[BEGIN Given records]
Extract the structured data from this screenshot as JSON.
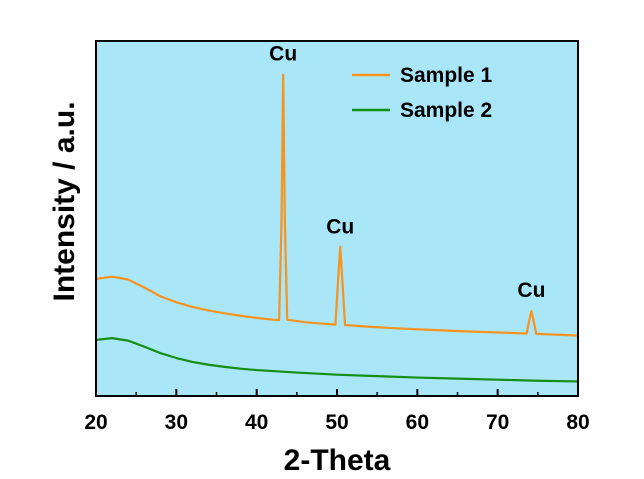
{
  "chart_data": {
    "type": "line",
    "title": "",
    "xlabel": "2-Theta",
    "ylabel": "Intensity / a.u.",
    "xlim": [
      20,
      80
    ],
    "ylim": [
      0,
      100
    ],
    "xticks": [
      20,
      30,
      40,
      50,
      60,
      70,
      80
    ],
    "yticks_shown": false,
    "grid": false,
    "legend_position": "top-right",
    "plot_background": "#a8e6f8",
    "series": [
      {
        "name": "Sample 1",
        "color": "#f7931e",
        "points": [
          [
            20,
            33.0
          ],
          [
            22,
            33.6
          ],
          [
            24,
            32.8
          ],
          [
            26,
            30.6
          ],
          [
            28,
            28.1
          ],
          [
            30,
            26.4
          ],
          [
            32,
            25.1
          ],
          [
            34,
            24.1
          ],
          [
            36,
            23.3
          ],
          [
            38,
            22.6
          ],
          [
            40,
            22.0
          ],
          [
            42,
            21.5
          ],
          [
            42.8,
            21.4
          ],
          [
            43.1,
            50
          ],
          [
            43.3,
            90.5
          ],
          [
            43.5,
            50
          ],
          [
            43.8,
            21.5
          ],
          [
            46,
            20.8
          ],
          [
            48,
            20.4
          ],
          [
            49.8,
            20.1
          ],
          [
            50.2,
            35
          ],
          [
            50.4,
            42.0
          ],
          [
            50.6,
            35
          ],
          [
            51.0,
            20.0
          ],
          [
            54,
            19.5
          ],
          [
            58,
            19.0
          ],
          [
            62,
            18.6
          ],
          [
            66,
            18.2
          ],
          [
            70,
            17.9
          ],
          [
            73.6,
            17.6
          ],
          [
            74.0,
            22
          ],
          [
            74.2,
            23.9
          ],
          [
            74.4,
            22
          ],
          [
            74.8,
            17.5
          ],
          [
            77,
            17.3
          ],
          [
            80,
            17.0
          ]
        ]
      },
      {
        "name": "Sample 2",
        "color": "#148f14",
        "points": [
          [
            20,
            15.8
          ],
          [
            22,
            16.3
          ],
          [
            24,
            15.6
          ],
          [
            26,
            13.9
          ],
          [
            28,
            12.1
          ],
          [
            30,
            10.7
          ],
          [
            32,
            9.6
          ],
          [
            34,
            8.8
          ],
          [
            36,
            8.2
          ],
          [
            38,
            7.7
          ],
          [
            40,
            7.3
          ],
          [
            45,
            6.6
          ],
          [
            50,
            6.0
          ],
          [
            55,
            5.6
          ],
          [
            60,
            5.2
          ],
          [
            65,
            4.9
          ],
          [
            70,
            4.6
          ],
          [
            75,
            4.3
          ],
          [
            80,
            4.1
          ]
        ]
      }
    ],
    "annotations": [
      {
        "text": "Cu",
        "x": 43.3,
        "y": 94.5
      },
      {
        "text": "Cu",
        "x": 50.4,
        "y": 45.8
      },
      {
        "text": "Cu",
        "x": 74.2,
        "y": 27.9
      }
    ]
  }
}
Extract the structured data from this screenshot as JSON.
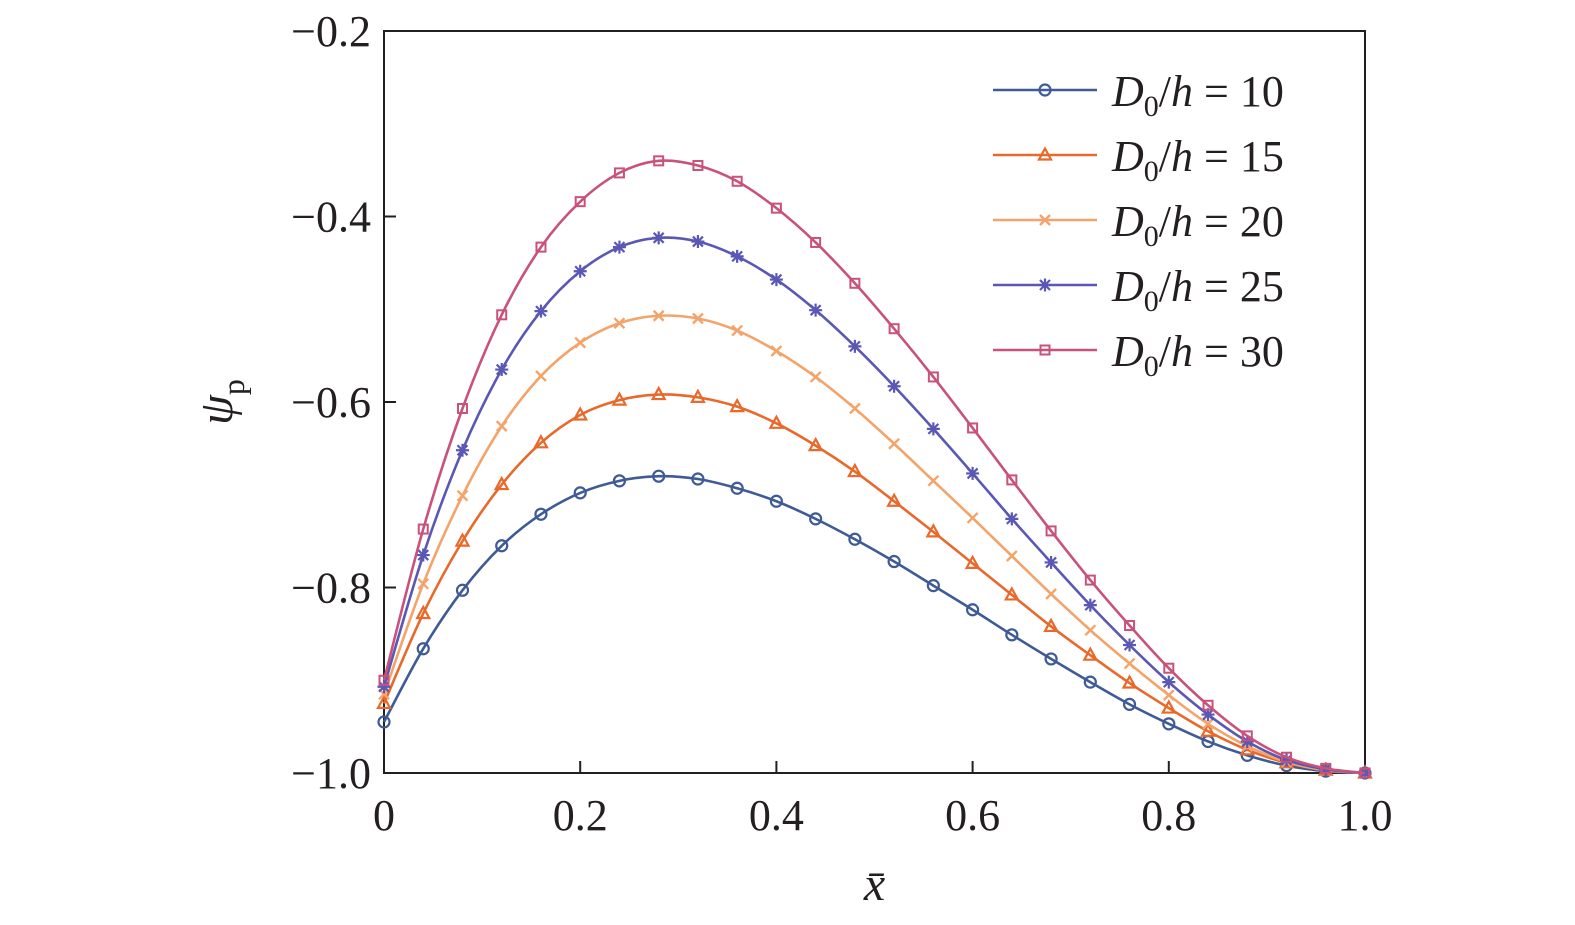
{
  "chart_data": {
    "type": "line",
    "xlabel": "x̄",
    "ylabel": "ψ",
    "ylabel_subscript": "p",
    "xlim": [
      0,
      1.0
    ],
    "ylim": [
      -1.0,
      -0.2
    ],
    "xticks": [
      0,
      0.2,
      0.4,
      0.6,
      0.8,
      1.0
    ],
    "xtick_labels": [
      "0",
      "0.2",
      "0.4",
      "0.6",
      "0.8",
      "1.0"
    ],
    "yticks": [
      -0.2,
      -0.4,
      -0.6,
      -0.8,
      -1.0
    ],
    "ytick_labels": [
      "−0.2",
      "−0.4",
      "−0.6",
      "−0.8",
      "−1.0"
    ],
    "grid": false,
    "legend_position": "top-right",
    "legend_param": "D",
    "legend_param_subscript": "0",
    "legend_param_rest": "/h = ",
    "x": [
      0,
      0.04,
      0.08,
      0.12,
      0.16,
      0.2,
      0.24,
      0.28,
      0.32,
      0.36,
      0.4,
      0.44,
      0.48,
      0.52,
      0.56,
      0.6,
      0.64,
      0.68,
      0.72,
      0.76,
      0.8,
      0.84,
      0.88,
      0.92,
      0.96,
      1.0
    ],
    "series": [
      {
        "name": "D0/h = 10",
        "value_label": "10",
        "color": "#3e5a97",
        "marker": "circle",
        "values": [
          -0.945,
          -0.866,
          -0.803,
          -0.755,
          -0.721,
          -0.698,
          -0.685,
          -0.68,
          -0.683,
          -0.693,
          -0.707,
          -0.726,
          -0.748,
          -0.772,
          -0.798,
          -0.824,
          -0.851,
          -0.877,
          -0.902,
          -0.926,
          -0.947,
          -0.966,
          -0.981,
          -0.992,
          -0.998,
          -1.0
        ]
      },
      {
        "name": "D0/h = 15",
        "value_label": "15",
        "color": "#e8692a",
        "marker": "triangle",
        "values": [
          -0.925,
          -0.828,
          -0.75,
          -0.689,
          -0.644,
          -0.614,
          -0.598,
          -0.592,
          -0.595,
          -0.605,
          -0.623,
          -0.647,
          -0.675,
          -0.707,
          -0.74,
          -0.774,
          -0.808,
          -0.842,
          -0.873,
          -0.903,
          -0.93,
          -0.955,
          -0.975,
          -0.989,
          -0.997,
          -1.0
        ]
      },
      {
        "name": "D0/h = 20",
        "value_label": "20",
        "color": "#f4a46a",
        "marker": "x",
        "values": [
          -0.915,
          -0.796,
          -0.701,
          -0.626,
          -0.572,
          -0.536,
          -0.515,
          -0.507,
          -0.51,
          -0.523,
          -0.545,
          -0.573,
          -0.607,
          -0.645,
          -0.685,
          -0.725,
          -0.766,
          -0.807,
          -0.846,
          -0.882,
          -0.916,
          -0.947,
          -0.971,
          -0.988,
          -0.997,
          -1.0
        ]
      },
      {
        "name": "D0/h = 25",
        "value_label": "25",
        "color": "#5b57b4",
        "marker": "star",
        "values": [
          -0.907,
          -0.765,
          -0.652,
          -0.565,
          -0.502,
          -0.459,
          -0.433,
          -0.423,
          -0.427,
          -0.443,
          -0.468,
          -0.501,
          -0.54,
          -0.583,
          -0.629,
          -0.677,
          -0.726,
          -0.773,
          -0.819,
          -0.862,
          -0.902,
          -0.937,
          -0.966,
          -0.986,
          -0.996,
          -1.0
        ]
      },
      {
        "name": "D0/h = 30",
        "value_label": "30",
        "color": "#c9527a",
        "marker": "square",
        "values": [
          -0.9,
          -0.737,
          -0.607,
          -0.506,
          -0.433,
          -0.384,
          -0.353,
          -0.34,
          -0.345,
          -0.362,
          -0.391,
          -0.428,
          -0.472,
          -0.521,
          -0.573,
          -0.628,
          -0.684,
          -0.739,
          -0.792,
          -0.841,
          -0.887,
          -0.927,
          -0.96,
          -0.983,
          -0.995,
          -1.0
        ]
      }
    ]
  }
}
[END Given records]
Above are records to transcribe exactly; leave their pictures out.

Extract the structured data from this screenshot as JSON.
{
  "chart_data": {
    "type": "line",
    "title": "",
    "xlabel": "2-Theta",
    "ylabel": "Intensity / a.u.",
    "xlim": [
      20,
      80
    ],
    "ylim": [
      0,
      100
    ],
    "xticks": [
      20,
      30,
      40,
      50,
      60,
      70,
      80
    ],
    "yticks_shown": false,
    "grid": false,
    "legend_position": "top-right",
    "plot_background": "#a8e6f8",
    "series": [
      {
        "name": "Sample 1",
        "color": "#f7931e",
        "points": [
          [
            20,
            33.0
          ],
          [
            22,
            33.6
          ],
          [
            24,
            32.8
          ],
          [
            26,
            30.6
          ],
          [
            28,
            28.1
          ],
          [
            30,
            26.4
          ],
          [
            32,
            25.1
          ],
          [
            34,
            24.1
          ],
          [
            36,
            23.3
          ],
          [
            38,
            22.6
          ],
          [
            40,
            22.0
          ],
          [
            42,
            21.5
          ],
          [
            42.8,
            21.4
          ],
          [
            43.1,
            50
          ],
          [
            43.3,
            90.5
          ],
          [
            43.5,
            50
          ],
          [
            43.8,
            21.5
          ],
          [
            46,
            20.8
          ],
          [
            48,
            20.4
          ],
          [
            49.8,
            20.1
          ],
          [
            50.2,
            35
          ],
          [
            50.4,
            42.0
          ],
          [
            50.6,
            35
          ],
          [
            51.0,
            20.0
          ],
          [
            54,
            19.5
          ],
          [
            58,
            19.0
          ],
          [
            62,
            18.6
          ],
          [
            66,
            18.2
          ],
          [
            70,
            17.9
          ],
          [
            73.6,
            17.6
          ],
          [
            74.0,
            22
          ],
          [
            74.2,
            23.9
          ],
          [
            74.4,
            22
          ],
          [
            74.8,
            17.5
          ],
          [
            77,
            17.3
          ],
          [
            80,
            17.0
          ]
        ]
      },
      {
        "name": "Sample 2",
        "color": "#148f14",
        "points": [
          [
            20,
            15.8
          ],
          [
            22,
            16.3
          ],
          [
            24,
            15.6
          ],
          [
            26,
            13.9
          ],
          [
            28,
            12.1
          ],
          [
            30,
            10.7
          ],
          [
            32,
            9.6
          ],
          [
            34,
            8.8
          ],
          [
            36,
            8.2
          ],
          [
            38,
            7.7
          ],
          [
            40,
            7.3
          ],
          [
            45,
            6.6
          ],
          [
            50,
            6.0
          ],
          [
            55,
            5.6
          ],
          [
            60,
            5.2
          ],
          [
            65,
            4.9
          ],
          [
            70,
            4.6
          ],
          [
            75,
            4.3
          ],
          [
            80,
            4.1
          ]
        ]
      }
    ],
    "annotations": [
      {
        "text": "Cu",
        "x": 43.3,
        "y": 94.5
      },
      {
        "text": "Cu",
        "x": 50.4,
        "y": 45.8
      },
      {
        "text": "Cu",
        "x": 74.2,
        "y": 27.9
      }
    ]
  }
}
Extract the structured data from this screenshot as JSON.
{
  "chart_data": {
    "type": "line",
    "xlabel": "x̄",
    "ylabel": "ψ",
    "ylabel_subscript": "p",
    "xlim": [
      0,
      1.0
    ],
    "ylim": [
      -1.0,
      -0.2
    ],
    "xticks": [
      0,
      0.2,
      0.4,
      0.6,
      0.8,
      1.0
    ],
    "xtick_labels": [
      "0",
      "0.2",
      "0.4",
      "0.6",
      "0.8",
      "1.0"
    ],
    "yticks": [
      -0.2,
      -0.4,
      -0.6,
      -0.8,
      -1.0
    ],
    "ytick_labels": [
      "−0.2",
      "−0.4",
      "−0.6",
      "−0.8",
      "−1.0"
    ],
    "grid": false,
    "legend_position": "top-right",
    "legend_param": "D",
    "legend_param_subscript": "0",
    "legend_param_rest": "/h = ",
    "x": [
      0,
      0.04,
      0.08,
      0.12,
      0.16,
      0.2,
      0.24,
      0.28,
      0.32,
      0.36,
      0.4,
      0.44,
      0.48,
      0.52,
      0.56,
      0.6,
      0.64,
      0.68,
      0.72,
      0.76,
      0.8,
      0.84,
      0.88,
      0.92,
      0.96,
      1.0
    ],
    "series": [
      {
        "name": "D0/h = 10",
        "value_label": "10",
        "color": "#3e5a97",
        "marker": "circle",
        "values": [
          -0.945,
          -0.866,
          -0.803,
          -0.755,
          -0.721,
          -0.698,
          -0.685,
          -0.68,
          -0.683,
          -0.693,
          -0.707,
          -0.726,
          -0.748,
          -0.772,
          -0.798,
          -0.824,
          -0.851,
          -0.877,
          -0.902,
          -0.926,
          -0.947,
          -0.966,
          -0.981,
          -0.992,
          -0.998,
          -1.0
        ]
      },
      {
        "name": "D0/h = 15",
        "value_label": "15",
        "color": "#e8692a",
        "marker": "triangle",
        "values": [
          -0.925,
          -0.828,
          -0.75,
          -0.689,
          -0.644,
          -0.614,
          -0.598,
          -0.592,
          -0.595,
          -0.605,
          -0.623,
          -0.647,
          -0.675,
          -0.707,
          -0.74,
          -0.774,
          -0.808,
          -0.842,
          -0.873,
          -0.903,
          -0.93,
          -0.955,
          -0.975,
          -0.989,
          -0.997,
          -1.0
        ]
      },
      {
        "name": "D0/h = 20",
        "value_label": "20",
        "color": "#f4a46a",
        "marker": "x",
        "values": [
          -0.915,
          -0.796,
          -0.701,
          -0.626,
          -0.572,
          -0.536,
          -0.515,
          -0.507,
          -0.51,
          -0.523,
          -0.545,
          -0.573,
          -0.607,
          -0.645,
          -0.685,
          -0.725,
          -0.766,
          -0.807,
          -0.846,
          -0.882,
          -0.916,
          -0.947,
          -0.971,
          -0.988,
          -0.997,
          -1.0
        ]
      },
      {
        "name": "D0/h = 25",
        "value_label": "25",
        "color": "#5b57b4",
        "marker": "star",
        "values": [
          -0.907,
          -0.765,
          -0.652,
          -0.565,
          -0.502,
          -0.459,
          -0.433,
          -0.423,
          -0.427,
          -0.443,
          -0.468,
          -0.501,
          -0.54,
          -0.583,
          -0.629,
          -0.677,
          -0.726,
          -0.773,
          -0.819,
          -0.862,
          -0.902,
          -0.937,
          -0.966,
          -0.986,
          -0.996,
          -1.0
        ]
      },
      {
        "name": "D0/h = 30",
        "value_label": "30",
        "color": "#c9527a",
        "marker": "square",
        "values": [
          -0.9,
          -0.737,
          -0.607,
          -0.506,
          -0.433,
          -0.384,
          -0.353,
          -0.34,
          -0.345,
          -0.362,
          -0.391,
          -0.428,
          -0.472,
          -0.521,
          -0.573,
          -0.628,
          -0.684,
          -0.739,
          -0.792,
          -0.841,
          -0.887,
          -0.927,
          -0.96,
          -0.983,
          -0.995,
          -1.0
        ]
      }
    ]
  }
}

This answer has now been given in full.